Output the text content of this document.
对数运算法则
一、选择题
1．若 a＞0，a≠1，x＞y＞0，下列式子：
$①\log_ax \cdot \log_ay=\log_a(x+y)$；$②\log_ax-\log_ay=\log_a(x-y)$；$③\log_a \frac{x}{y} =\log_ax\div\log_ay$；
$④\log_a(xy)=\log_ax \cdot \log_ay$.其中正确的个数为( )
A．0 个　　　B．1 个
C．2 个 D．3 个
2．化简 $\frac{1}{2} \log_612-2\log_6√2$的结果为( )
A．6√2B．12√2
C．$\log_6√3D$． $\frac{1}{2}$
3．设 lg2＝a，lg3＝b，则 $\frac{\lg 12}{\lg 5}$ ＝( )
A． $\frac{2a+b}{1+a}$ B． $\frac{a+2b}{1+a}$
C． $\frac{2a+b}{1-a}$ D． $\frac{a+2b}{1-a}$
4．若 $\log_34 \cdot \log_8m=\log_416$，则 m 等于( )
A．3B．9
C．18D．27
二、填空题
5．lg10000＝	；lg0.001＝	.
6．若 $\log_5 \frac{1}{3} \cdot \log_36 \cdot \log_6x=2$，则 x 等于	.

--- --- ---

_What to do:_ Provide the number of lines in the data above that contain the string "frac", and nothing else.

_Result of this exercise:_ 7